** Description of the task **
In your copy, include every line of the listing below exactly but none of the pictures.

(Data records)

■ ■ ■

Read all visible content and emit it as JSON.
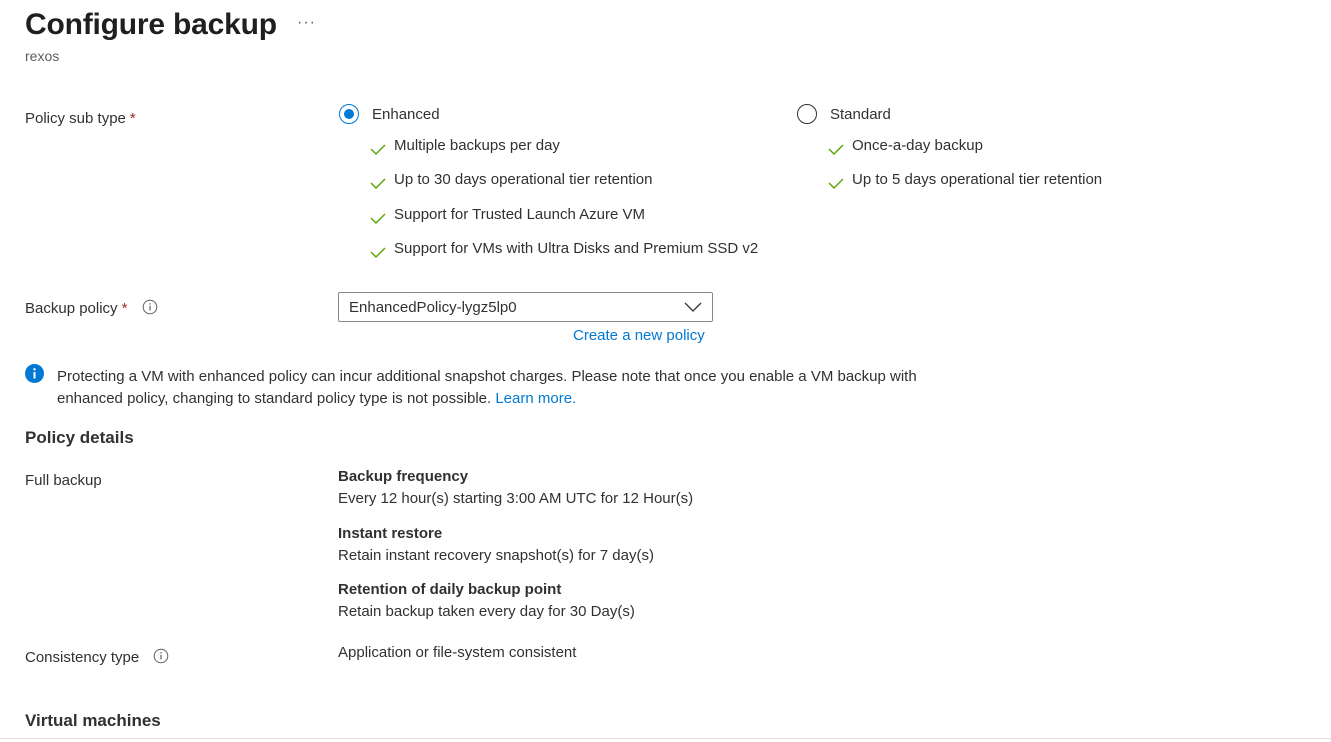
{
  "header": {
    "title": "Configure backup",
    "more_label": "···",
    "subtitle": "rexos"
  },
  "policy_sub_type": {
    "label": "Policy sub type",
    "required_marker": "*",
    "options": [
      {
        "label": "Enhanced",
        "selected": true,
        "features": [
          "Multiple backups per day",
          "Up to 30 days operational tier retention",
          "Support for Trusted Launch Azure VM",
          "Support for VMs with Ultra Disks and Premium SSD v2"
        ]
      },
      {
        "label": "Standard",
        "selected": false,
        "features": [
          "Once-a-day backup",
          "Up to 5 days operational tier retention"
        ]
      }
    ]
  },
  "backup_policy": {
    "label": "Backup policy",
    "required_marker": "*",
    "info_icon": "info-icon",
    "selected_value": "EnhancedPolicy-lygz5lp0",
    "create_link": "Create a new policy"
  },
  "info_bar": {
    "icon": "info-filled-icon",
    "text": "Protecting a VM with enhanced policy can incur additional snapshot charges. Please note that once you enable a VM backup with enhanced policy, changing to standard policy type is not possible.",
    "link": "Learn more."
  },
  "policy_details": {
    "heading": "Policy details",
    "full_backup_label": "Full backup",
    "items": [
      {
        "title": "Backup frequency",
        "value": "Every 12 hour(s) starting 3:00 AM UTC for 12 Hour(s)"
      },
      {
        "title": "Instant restore",
        "value": "Retain instant recovery snapshot(s) for 7 day(s)"
      },
      {
        "title": "Retention of daily backup point",
        "value": "Retain backup taken every day for 30 Day(s)"
      }
    ],
    "consistency_label": "Consistency type",
    "consistency_value": "Application or file-system consistent"
  },
  "virtual_machines": {
    "heading": "Virtual machines"
  },
  "colors": {
    "accent": "#0078d4",
    "check": "#57a300",
    "required": "#a4262c",
    "text": "#323130"
  }
}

■ ■ ■

** Answer for this exercise **
Read all visible content and emit it as JSON.
{
  "header": {
    "title": "Configure backup",
    "more_label": "···",
    "subtitle": "rexos"
  },
  "policy_sub_type": {
    "label": "Policy sub type",
    "required_marker": "*",
    "options": [
      {
        "label": "Enhanced",
        "selected": true,
        "features": [
          "Multiple backups per day",
          "Up to 30 days operational tier retention",
          "Support for Trusted Launch Azure VM",
          "Support for VMs with Ultra Disks and Premium SSD v2"
        ]
      },
      {
        "label": "Standard",
        "selected": false,
        "features": [
          "Once-a-day backup",
          "Up to 5 days operational tier retention"
        ]
      }
    ]
  },
  "backup_policy": {
    "label": "Backup policy",
    "required_marker": "*",
    "info_icon": "info-icon",
    "selected_value": "EnhancedPolicy-lygz5lp0",
    "create_link": "Create a new policy"
  },
  "info_bar": {
    "icon": "info-filled-icon",
    "text": "Protecting a VM with enhanced policy can incur additional snapshot charges. Please note that once you enable a VM backup with enhanced policy, changing to standard policy type is not possible.",
    "link": "Learn more."
  },
  "policy_details": {
    "heading": "Policy details",
    "full_backup_label": "Full backup",
    "items": [
      {
        "title": "Backup frequency",
        "value": "Every 12 hour(s) starting 3:00 AM UTC for 12 Hour(s)"
      },
      {
        "title": "Instant restore",
        "value": "Retain instant recovery snapshot(s) for 7 day(s)"
      },
      {
        "title": "Retention of daily backup point",
        "value": "Retain backup taken every day for 30 Day(s)"
      }
    ],
    "consistency_label": "Consistency type",
    "consistency_value": "Application or file-system consistent"
  },
  "virtual_machines": {
    "heading": "Virtual machines"
  },
  "colors": {
    "accent": "#0078d4",
    "check": "#57a300",
    "required": "#a4262c",
    "text": "#323130"
  }
}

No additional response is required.